**Problem**. Go through the listing and set it down exactly, leaving out its pictures.

[start of Supplied material]

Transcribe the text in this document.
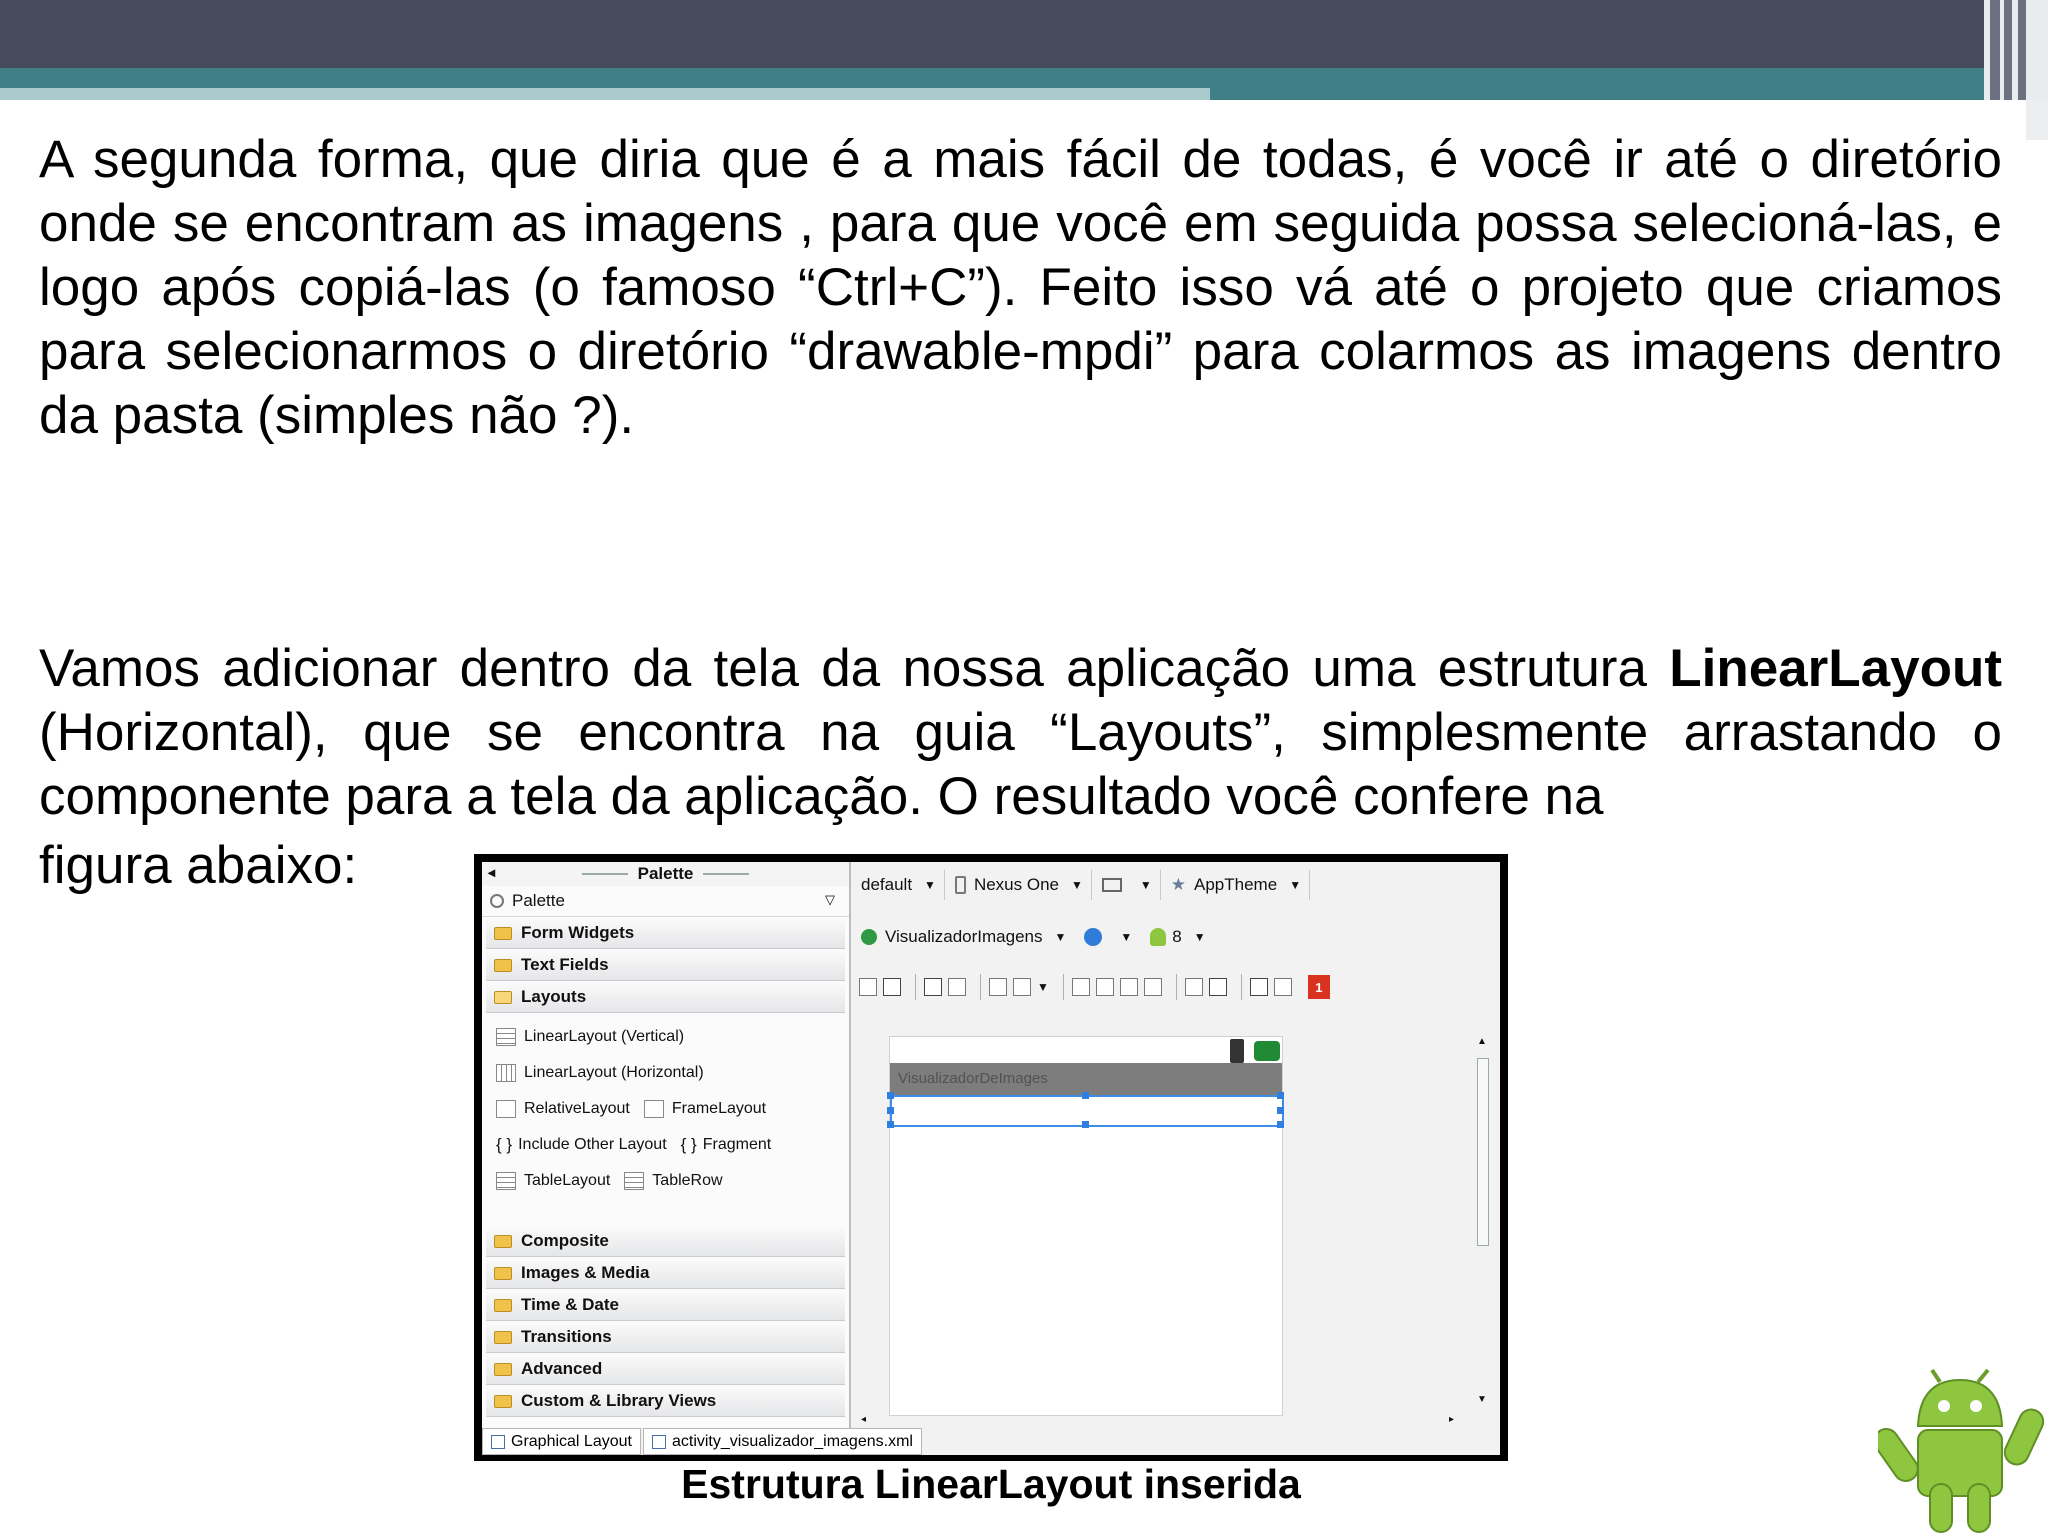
A segunda forma, que diria que é a mais fácil de todas, é você ir até o diretório onde se encontram as imagens , para que você em seguida possa selecioná-las, e logo após copiá-las (o famoso “Ctrl+C”). Feito isso vá até o projeto que criamos para selecionarmos o diretório “drawable-mpdi” para colarmos as imagens dentro da pasta (simples não ?).

Vamos adicionar dentro da tela da nossa aplicação uma estrutura LinearLayout (Horizontal), que se encontra na guia “Layouts”, simplesmente arrastando o componente para a tela da aplicação. O resultado você confere na

figura abaixo:	◂	Palette
Palette	▽
Form Widgets
Text Fields
Layouts
LinearLayout (Vertical)
LinearLayout (Horizontal)
RelativeLayout	FrameLayout
{ } Include Other Layout { } Fragment
TableLayout	TableRow
Composite
Images & Media
Time & Date
Transitions
Advanced
Custom & Library Views
default ▼ Nexus One ▼	▼ ★ AppTheme ▼
VisualizadorImagens ▼	▼ 8 ▼
▼	1
VisualizadorDeImages
▲
▼
◂	▸
Graphical Layout	activity_visualizador_imagens.xml

Estrutura LinearLayout inserida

[end of Supplied material]

**Response to the exercise**.
Transcribe the text in this document.
A segunda forma, que diria que é a mais fácil de todas, é você ir até o diretório onde se encontram as imagens , para que você em seguida possa selecioná-las, e logo após copiá-las (o famoso “Ctrl+C”). Feito isso vá até o projeto que criamos para selecionarmos o diretório “drawable-mpdi” para colarmos as imagens dentro da pasta (simples não ?).

Vamos adicionar dentro da tela da nossa aplicação uma estrutura LinearLayout (Horizontal), que se encontra na guia “Layouts”, simplesmente arrastando o componente para a tela da aplicação. O resultado você confere na

figura abaixo:	◂	Palette
Palette	▽
Form Widgets
Text Fields
Layouts
LinearLayout (Vertical)
LinearLayout (Horizontal)
RelativeLayout	FrameLayout
{ } Include Other Layout { } Fragment
TableLayout	TableRow
Composite
Images & Media
Time & Date
Transitions
Advanced
Custom & Library Views
default ▼ Nexus One ▼	▼ ★ AppTheme ▼
VisualizadorImagens ▼	▼ 8 ▼
▼	1
VisualizadorDeImages
▲
▼
◂	▸
Graphical Layout	activity_visualizador_imagens.xml

Estrutura LinearLayout inserida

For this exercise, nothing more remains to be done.